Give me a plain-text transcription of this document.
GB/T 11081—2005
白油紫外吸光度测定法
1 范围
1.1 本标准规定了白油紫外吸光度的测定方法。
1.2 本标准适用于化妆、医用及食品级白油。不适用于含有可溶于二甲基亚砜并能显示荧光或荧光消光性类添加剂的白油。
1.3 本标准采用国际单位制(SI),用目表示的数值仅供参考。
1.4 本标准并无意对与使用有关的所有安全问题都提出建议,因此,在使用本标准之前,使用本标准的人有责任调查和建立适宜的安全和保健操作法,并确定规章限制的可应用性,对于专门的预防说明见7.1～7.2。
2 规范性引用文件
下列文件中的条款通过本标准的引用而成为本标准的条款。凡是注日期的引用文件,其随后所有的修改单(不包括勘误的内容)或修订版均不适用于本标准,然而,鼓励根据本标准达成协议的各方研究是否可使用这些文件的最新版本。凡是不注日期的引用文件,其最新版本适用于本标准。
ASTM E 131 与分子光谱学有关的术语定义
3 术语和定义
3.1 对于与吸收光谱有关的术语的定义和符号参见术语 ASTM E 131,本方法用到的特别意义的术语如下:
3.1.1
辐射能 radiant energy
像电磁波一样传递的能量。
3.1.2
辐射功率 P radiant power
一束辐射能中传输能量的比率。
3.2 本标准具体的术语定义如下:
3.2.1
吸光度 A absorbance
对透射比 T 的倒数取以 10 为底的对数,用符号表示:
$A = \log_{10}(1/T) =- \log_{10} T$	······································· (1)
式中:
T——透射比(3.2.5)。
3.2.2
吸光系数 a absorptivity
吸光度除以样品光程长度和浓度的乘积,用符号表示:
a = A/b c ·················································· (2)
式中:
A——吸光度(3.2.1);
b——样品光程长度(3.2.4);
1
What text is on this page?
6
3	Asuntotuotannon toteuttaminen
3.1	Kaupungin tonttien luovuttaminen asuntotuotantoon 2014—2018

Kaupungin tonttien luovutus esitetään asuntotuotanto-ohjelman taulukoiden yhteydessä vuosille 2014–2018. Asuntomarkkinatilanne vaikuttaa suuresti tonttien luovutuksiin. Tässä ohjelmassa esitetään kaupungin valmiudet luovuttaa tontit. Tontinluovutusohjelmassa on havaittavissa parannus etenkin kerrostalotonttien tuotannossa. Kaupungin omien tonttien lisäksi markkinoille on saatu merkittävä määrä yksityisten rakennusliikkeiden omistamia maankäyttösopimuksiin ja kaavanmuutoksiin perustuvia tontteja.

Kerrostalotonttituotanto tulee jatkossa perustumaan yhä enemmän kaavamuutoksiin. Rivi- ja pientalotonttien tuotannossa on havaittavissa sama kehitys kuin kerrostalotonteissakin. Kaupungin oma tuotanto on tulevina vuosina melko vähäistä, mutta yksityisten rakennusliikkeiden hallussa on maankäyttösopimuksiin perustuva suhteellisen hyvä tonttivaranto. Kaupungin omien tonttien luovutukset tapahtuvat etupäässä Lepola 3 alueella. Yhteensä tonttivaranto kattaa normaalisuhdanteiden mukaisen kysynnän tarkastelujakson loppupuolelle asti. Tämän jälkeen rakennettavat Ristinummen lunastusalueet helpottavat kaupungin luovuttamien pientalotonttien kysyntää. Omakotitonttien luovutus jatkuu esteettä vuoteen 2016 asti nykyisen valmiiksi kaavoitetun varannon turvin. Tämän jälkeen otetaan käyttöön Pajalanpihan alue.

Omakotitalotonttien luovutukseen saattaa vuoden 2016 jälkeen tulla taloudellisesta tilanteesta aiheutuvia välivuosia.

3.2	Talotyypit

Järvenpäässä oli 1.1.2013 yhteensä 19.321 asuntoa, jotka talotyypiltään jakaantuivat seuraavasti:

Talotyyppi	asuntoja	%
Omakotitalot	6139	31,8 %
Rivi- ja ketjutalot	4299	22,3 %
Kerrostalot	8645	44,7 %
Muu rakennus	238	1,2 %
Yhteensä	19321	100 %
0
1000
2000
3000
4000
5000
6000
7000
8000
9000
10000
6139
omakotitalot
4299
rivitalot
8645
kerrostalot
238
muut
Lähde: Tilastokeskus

——————————

- _What you should do_: Print the complete listing again, exactly as it stands.

- _Task solution_:
Give me a plain-text transcription of this document.
GB/T 11081—2005
白油紫外吸光度测定法
1 范围
1.1 本标准规定了白油紫外吸光度的测定方法。
1.2 本标准适用于化妆、医用及食品级白油。不适用于含有可溶于二甲基亚砜并能显示荧光或荧光消光性类添加剂的白油。
1.3 本标准采用国际单位制(SI),用目表示的数值仅供参考。
1.4 本标准并无意对与使用有关的所有安全问题都提出建议,因此,在使用本标准之前,使用本标准的人有责任调查和建立适宜的安全和保健操作法,并确定规章限制的可应用性,对于专门的预防说明见7.1～7.2。
2 规范性引用文件
下列文件中的条款通过本标准的引用而成为本标准的条款。凡是注日期的引用文件,其随后所有的修改单(不包括勘误的内容)或修订版均不适用于本标准,然而,鼓励根据本标准达成协议的各方研究是否可使用这些文件的最新版本。凡是不注日期的引用文件,其最新版本适用于本标准。
ASTM E 131 与分子光谱学有关的术语定义
3 术语和定义
3.1 对于与吸收光谱有关的术语的定义和符号参见术语 ASTM E 131,本方法用到的特别意义的术语如下:
3.1.1
辐射能 radiant energy
像电磁波一样传递的能量。
3.1.2
辐射功率 P radiant power
一束辐射能中传输能量的比率。
3.2 本标准具体的术语定义如下:
3.2.1
吸光度 A absorbance
对透射比 T 的倒数取以 10 为底的对数,用符号表示:
$A = \log_{10}(1/T) =- \log_{10} T$	······································· (1)
式中:
T——透射比(3.2.5)。
3.2.2
吸光系数 a absorptivity
吸光度除以样品光程长度和浓度的乘积,用符号表示:
a = A/b c ·················································· (2)
式中:
A——吸光度(3.2.1);
b——样品光程长度(3.2.4);
1
What text is on this page?
6
3	Asuntotuotannon toteuttaminen
3.1	Kaupungin tonttien luovuttaminen asuntotuotantoon 2014—2018

Kaupungin tonttien luovutus esitetään asuntotuotanto-ohjelman taulukoiden yhteydessä vuosille 2014–2018. Asuntomarkkinatilanne vaikuttaa suuresti tonttien luovutuksiin. Tässä ohjelmassa esitetään kaupungin valmiudet luovuttaa tontit. Tontinluovutusohjelmassa on havaittavissa parannus etenkin kerrostalotonttien tuotannossa. Kaupungin omien tonttien lisäksi markkinoille on saatu merkittävä määrä yksityisten rakennusliikkeiden omistamia maankäyttösopimuksiin ja kaavanmuutoksiin perustuvia tontteja.

Kerrostalotonttituotanto tulee jatkossa perustumaan yhä enemmän kaavamuutoksiin. Rivi- ja pientalotonttien tuotannossa on havaittavissa sama kehitys kuin kerrostalotonteissakin. Kaupungin oma tuotanto on tulevina vuosina melko vähäistä, mutta yksityisten rakennusliikkeiden hallussa on maankäyttösopimuksiin perustuva suhteellisen hyvä tonttivaranto. Kaupungin omien tonttien luovutukset tapahtuvat etupäässä Lepola 3 alueella. Yhteensä tonttivaranto kattaa normaalisuhdanteiden mukaisen kysynnän tarkastelujakson loppupuolelle asti. Tämän jälkeen rakennettavat Ristinummen lunastusalueet helpottavat kaupungin luovuttamien pientalotonttien kysyntää. Omakotitonttien luovutus jatkuu esteettä vuoteen 2016 asti nykyisen valmiiksi kaavoitetun varannon turvin. Tämän jälkeen otetaan käyttöön Pajalanpihan alue.

Omakotitalotonttien luovutukseen saattaa vuoden 2016 jälkeen tulla taloudellisesta tilanteesta aiheutuvia välivuosia.

3.2	Talotyypit

Järvenpäässä oli 1.1.2013 yhteensä 19.321 asuntoa, jotka talotyypiltään jakaantuivat seuraavasti:

Talotyyppi	asuntoja	%
Omakotitalot	6139	31,8 %
Rivi- ja ketjutalot	4299	22,3 %
Kerrostalot	8645	44,7 %
Muu rakennus	238	1,2 %
Yhteensä	19321	100 %
0
1000
2000
3000
4000
5000
6000
7000
8000
9000
10000
6139
omakotitalot
4299
rivitalot
8645
kerrostalot
238
muut
Lähde: Tilastokeskus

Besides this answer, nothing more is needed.